──────── DATA FOR THIS TASK

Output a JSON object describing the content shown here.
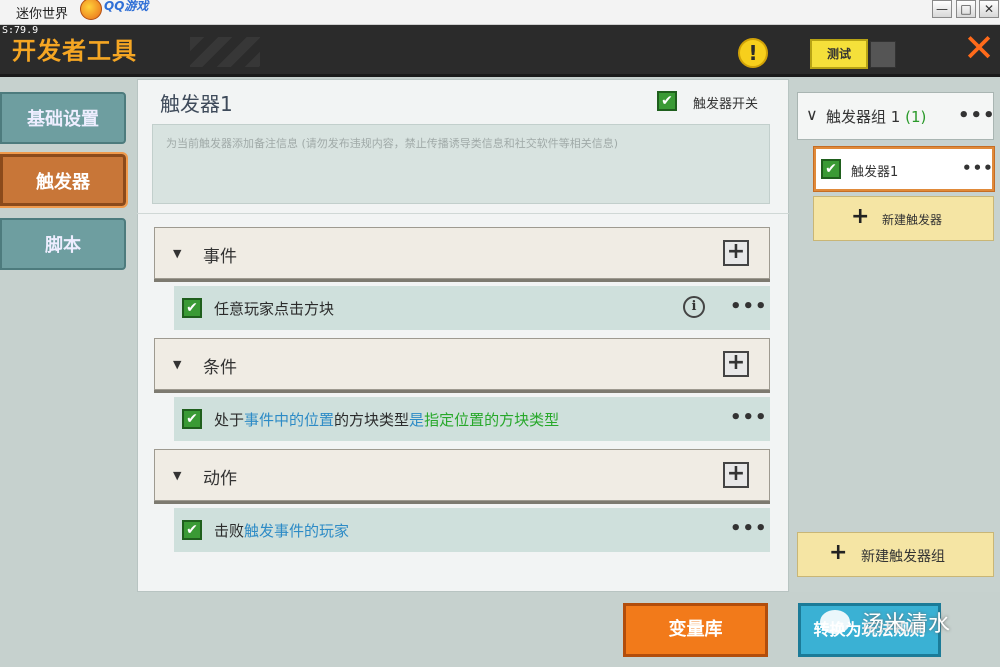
{
  "window": {
    "title": "迷你世界",
    "qq_logo_text": "QQ游戏",
    "min_label": "—",
    "max_label": "□",
    "close_label": "✕"
  },
  "header": {
    "fps": "S:79.9",
    "title": "开发者工具",
    "warning_symbol": "!",
    "test_button": "测试",
    "close_symbol": "✕"
  },
  "nav": {
    "items": [
      {
        "label": "基础设置"
      },
      {
        "label": "触发器"
      },
      {
        "label": "脚本"
      }
    ]
  },
  "trigger": {
    "name": "触发器1",
    "enable_label": "触发器开关",
    "note_placeholder": "为当前触发器添加备注信息 (请勿发布违规内容，禁止传播诱导类信息和社交软件等相关信息)",
    "sections": [
      {
        "title": "事件",
        "rows": [
          {
            "text": "任意玩家点击方块"
          }
        ]
      },
      {
        "title": "条件",
        "rows": [
          {
            "p1": "处于",
            "p2": "事件中的位置",
            "p3": "的方块类型",
            "p4": "是",
            "p5": "指定位置的方块类型"
          }
        ]
      },
      {
        "title": "动作",
        "rows": [
          {
            "p1": "击败",
            "p2": "触发事件的玩家"
          }
        ]
      }
    ],
    "more_symbol": "•••",
    "info_symbol": "i",
    "plus_symbol": "+",
    "caret_symbol": "▼",
    "check_symbol": "✔"
  },
  "sidebar_right": {
    "group_label": "触发器组 1",
    "group_count": "(1)",
    "group_more": "•••",
    "trigger_item": "触发器1",
    "new_trigger": "新建触发器",
    "new_group": "新建触发器组",
    "chevron": "∨"
  },
  "footer": {
    "variable_library": "变量库",
    "convert_label": "转换为玩法规则",
    "watermark": "汤米清水"
  }
}
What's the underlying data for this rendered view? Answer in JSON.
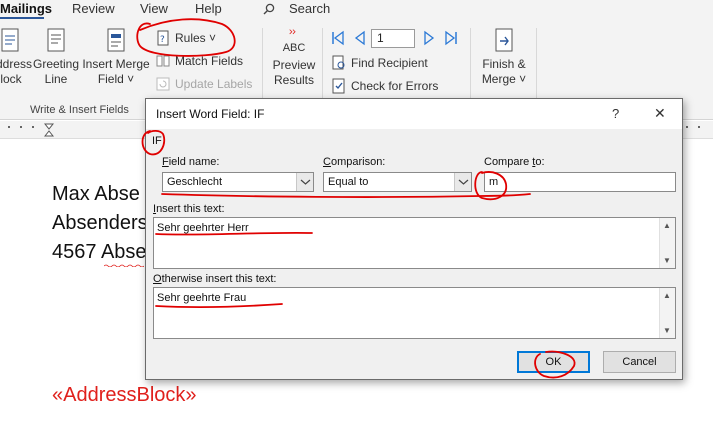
{
  "ribbon": {
    "tabs": [
      "Mailings",
      "Review",
      "View",
      "Help"
    ],
    "search_label": "Search",
    "address_block": [
      "ddress",
      "lock"
    ],
    "greeting_line": [
      "Greeting",
      "Line"
    ],
    "insert_merge_field": [
      "Insert Merge",
      "Field ˅"
    ],
    "rules_label": "Rules ˅",
    "match_fields_label": "Match Fields",
    "update_labels_label": "Update Labels",
    "group_write_insert": "Write & Insert Fields",
    "preview_abc": "ABC",
    "preview_results": [
      "Preview",
      "Results"
    ],
    "record_number": "1",
    "find_recipient_label": "Find Recipient",
    "check_errors_label": "Check for Errors",
    "finish_merge": [
      "Finish &",
      "Merge ˅"
    ]
  },
  "document": {
    "lines": [
      "Max Abse",
      "Absenders",
      "4567 Abse"
    ],
    "merge_field": "«AddressBlock»"
  },
  "dialog": {
    "title": "Insert Word Field: IF",
    "help": "?",
    "close": "✕",
    "field_tag": "IF",
    "field_name_label": "ield name:",
    "field_name_ul": "F",
    "field_name_value": "Geschlecht",
    "comparison_label": "omparison:",
    "comparison_ul": "C",
    "comparison_value": "Equal to",
    "compare_to_label_pre": "Compare ",
    "compare_to_ul": "t",
    "compare_to_label_post": "o:",
    "compare_to_value": "m",
    "insert_text_ul": "I",
    "insert_text_label": "nsert this text:",
    "insert_text_value": "Sehr geehrter Herr",
    "otherwise_ul": "O",
    "otherwise_label": "therwise insert this text:",
    "otherwise_value": "Sehr geehrte Frau",
    "ok_label": "OK",
    "cancel_label": "Cancel"
  },
  "colors": {
    "accent": "#2b579a",
    "merge_field": "#e0201c",
    "annotation": "#e00000",
    "ok_border": "#0078d7"
  }
}
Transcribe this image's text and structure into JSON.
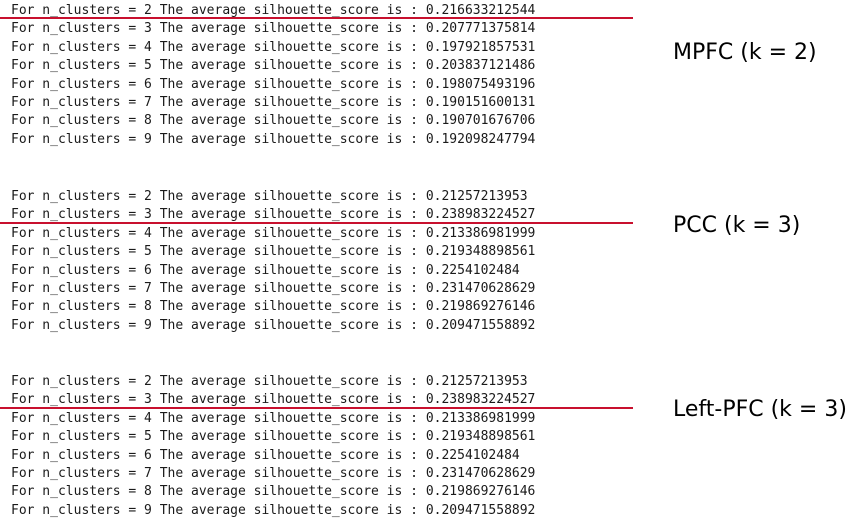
{
  "underline_color": "#c8102e",
  "blocks": [
    {
      "label": "MPFC (k = 2)",
      "lines": [
        "For n_clusters = 2 The average silhouette_score is : 0.216633212544",
        "For n_clusters = 3 The average silhouette_score is : 0.207771375814",
        "For n_clusters = 4 The average silhouette_score is : 0.197921857531",
        "For n_clusters = 5 The average silhouette_score is : 0.203837121486",
        "For n_clusters = 6 The average silhouette_score is : 0.198075493196",
        "For n_clusters = 7 The average silhouette_score is : 0.190151600131",
        "For n_clusters = 8 The average silhouette_score is : 0.190701676706",
        "For n_clusters = 9 The average silhouette_score is : 0.192098247794"
      ],
      "highlighted_line": 0
    },
    {
      "label": "PCC (k = 3)",
      "lines": [
        "For n_clusters = 2 The average silhouette_score is : 0.21257213953",
        "For n_clusters = 3 The average silhouette_score is : 0.238983224527",
        "For n_clusters = 4 The average silhouette_score is : 0.213386981999",
        "For n_clusters = 5 The average silhouette_score is : 0.219348898561",
        "For n_clusters = 6 The average silhouette_score is : 0.2254102484",
        "For n_clusters = 7 The average silhouette_score is : 0.231470628629",
        "For n_clusters = 8 The average silhouette_score is : 0.219869276146",
        "For n_clusters = 9 The average silhouette_score is : 0.209471558892"
      ],
      "highlighted_line": 1
    },
    {
      "label": "Left-PFC (k = 3)",
      "lines": [
        "For n_clusters = 2 The average silhouette_score is : 0.21257213953",
        "For n_clusters = 3 The average silhouette_score is : 0.238983224527",
        "For n_clusters = 4 The average silhouette_score is : 0.213386981999",
        "For n_clusters = 5 The average silhouette_score is : 0.219348898561",
        "For n_clusters = 6 The average silhouette_score is : 0.2254102484",
        "For n_clusters = 7 The average silhouette_score is : 0.231470628629",
        "For n_clusters = 8 The average silhouette_score is : 0.219869276146",
        "For n_clusters = 9 The average silhouette_score is : 0.209471558892"
      ],
      "highlighted_line": 1
    }
  ]
}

────────────────

◆ WHAT YOU HAVE TO DO
Reproduce each record from above exactly; pictures do not belong in the copy.

◆ RESPONSE TO THIS TASK
Output a JSON object describing the content shown here.
{
  "window": {
    "title": "迷你世界",
    "qq_logo_text": "QQ游戏",
    "min_label": "—",
    "max_label": "□",
    "close_label": "✕"
  },
  "header": {
    "fps": "S:79.9",
    "title": "开发者工具",
    "warning_symbol": "!",
    "test_button": "测试",
    "close_symbol": "✕"
  },
  "nav": {
    "items": [
      {
        "label": "基础设置"
      },
      {
        "label": "触发器"
      },
      {
        "label": "脚本"
      }
    ]
  },
  "trigger": {
    "name": "触发器1",
    "enable_label": "触发器开关",
    "note_placeholder": "为当前触发器添加备注信息 (请勿发布违规内容，禁止传播诱导类信息和社交软件等相关信息)",
    "sections": [
      {
        "title": "事件",
        "rows": [
          {
            "text": "任意玩家点击方块"
          }
        ]
      },
      {
        "title": "条件",
        "rows": [
          {
            "p1": "处于",
            "p2": "事件中的位置",
            "p3": "的方块类型",
            "p4": "是",
            "p5": "指定位置的方块类型"
          }
        ]
      },
      {
        "title": "动作",
        "rows": [
          {
            "p1": "击败",
            "p2": "触发事件的玩家"
          }
        ]
      }
    ],
    "more_symbol": "•••",
    "info_symbol": "i",
    "plus_symbol": "+",
    "caret_symbol": "▼",
    "check_symbol": "✔"
  },
  "sidebar_right": {
    "group_label": "触发器组 1",
    "group_count": "(1)",
    "group_more": "•••",
    "trigger_item": "触发器1",
    "new_trigger": "新建触发器",
    "new_group": "新建触发器组",
    "chevron": "∨"
  },
  "footer": {
    "variable_library": "变量库",
    "convert_label": "转换为玩法规则",
    "watermark": "汤米清水"
  }
}
What's the underlying data for this rendered view? Answer in JSON.
{
  "ribbon": {
    "tabs": [
      "Mailings",
      "Review",
      "View",
      "Help"
    ],
    "search_label": "Search",
    "address_block": [
      "ddress",
      "lock"
    ],
    "greeting_line": [
      "Greeting",
      "Line"
    ],
    "insert_merge_field": [
      "Insert Merge",
      "Field ˅"
    ],
    "rules_label": "Rules ˅",
    "match_fields_label": "Match Fields",
    "update_labels_label": "Update Labels",
    "group_write_insert": "Write & Insert Fields",
    "preview_abc": "ABC",
    "preview_results": [
      "Preview",
      "Results"
    ],
    "record_number": "1",
    "find_recipient_label": "Find Recipient",
    "check_errors_label": "Check for Errors",
    "finish_merge": [
      "Finish &",
      "Merge ˅"
    ]
  },
  "document": {
    "lines": [
      "Max Abse",
      "Absenders",
      "4567 Abse"
    ],
    "merge_field": "«AddressBlock»"
  },
  "dialog": {
    "title": "Insert Word Field: IF",
    "help": "?",
    "close": "✕",
    "field_tag": "IF",
    "field_name_label": "ield name:",
    "field_name_ul": "F",
    "field_name_value": "Geschlecht",
    "comparison_label": "omparison:",
    "comparison_ul": "C",
    "comparison_value": "Equal to",
    "compare_to_label_pre": "Compare ",
    "compare_to_ul": "t",
    "compare_to_label_post": "o:",
    "compare_to_value": "m",
    "insert_text_ul": "I",
    "insert_text_label": "nsert this text:",
    "insert_text_value": "Sehr geehrter Herr",
    "otherwise_ul": "O",
    "otherwise_label": "therwise insert this text:",
    "otherwise_value": "Sehr geehrte Frau",
    "ok_label": "OK",
    "cancel_label": "Cancel"
  },
  "colors": {
    "accent": "#2b579a",
    "merge_field": "#e0201c",
    "annotation": "#e00000",
    "ok_border": "#0078d7"
  }
}
Transcribe this image's text and structure into JSON.
{
  "underline_color": "#c8102e",
  "blocks": [
    {
      "label": "MPFC (k = 2)",
      "lines": [
        "For n_clusters = 2 The average silhouette_score is : 0.216633212544",
        "For n_clusters = 3 The average silhouette_score is : 0.207771375814",
        "For n_clusters = 4 The average silhouette_score is : 0.197921857531",
        "For n_clusters = 5 The average silhouette_score is : 0.203837121486",
        "For n_clusters = 6 The average silhouette_score is : 0.198075493196",
        "For n_clusters = 7 The average silhouette_score is : 0.190151600131",
        "For n_clusters = 8 The average silhouette_score is : 0.190701676706",
        "For n_clusters = 9 The average silhouette_score is : 0.192098247794"
      ],
      "highlighted_line": 0
    },
    {
      "label": "PCC (k = 3)",
      "lines": [
        "For n_clusters = 2 The average silhouette_score is : 0.21257213953",
        "For n_clusters = 3 The average silhouette_score is : 0.238983224527",
        "For n_clusters = 4 The average silhouette_score is : 0.213386981999",
        "For n_clusters = 5 The average silhouette_score is : 0.219348898561",
        "For n_clusters = 6 The average silhouette_score is : 0.2254102484",
        "For n_clusters = 7 The average silhouette_score is : 0.231470628629",
        "For n_clusters = 8 The average silhouette_score is : 0.219869276146",
        "For n_clusters = 9 The average silhouette_score is : 0.209471558892"
      ],
      "highlighted_line": 1
    },
    {
      "label": "Left-PFC (k = 3)",
      "lines": [
        "For n_clusters = 2 The average silhouette_score is : 0.21257213953",
        "For n_clusters = 3 The average silhouette_score is : 0.238983224527",
        "For n_clusters = 4 The average silhouette_score is : 0.213386981999",
        "For n_clusters = 5 The average silhouette_score is : 0.219348898561",
        "For n_clusters = 6 The average silhouette_score is : 0.2254102484",
        "For n_clusters = 7 The average silhouette_score is : 0.231470628629",
        "For n_clusters = 8 The average silhouette_score is : 0.219869276146",
        "For n_clusters = 9 The average silhouette_score is : 0.209471558892"
      ],
      "highlighted_line": 1
    }
  ]
}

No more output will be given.